* Material supplied:
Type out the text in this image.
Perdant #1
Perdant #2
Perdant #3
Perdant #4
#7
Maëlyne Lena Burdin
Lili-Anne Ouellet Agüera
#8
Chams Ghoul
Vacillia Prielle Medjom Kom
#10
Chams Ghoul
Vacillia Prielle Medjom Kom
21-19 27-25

* What the exercise asks:
All of the data above should be transcribed exactly.

* Output of the exercise:
Type out the text in this image.
Perdant #1
Perdant #2
Perdant #3
Perdant #4
#7
Maëlyne Lena Burdin
Lili-Anne Ouellet Agüera
#8
Chams Ghoul
Vacillia Prielle Medjom Kom
#10
Chams Ghoul
Vacillia Prielle Medjom Kom
21-19 27-25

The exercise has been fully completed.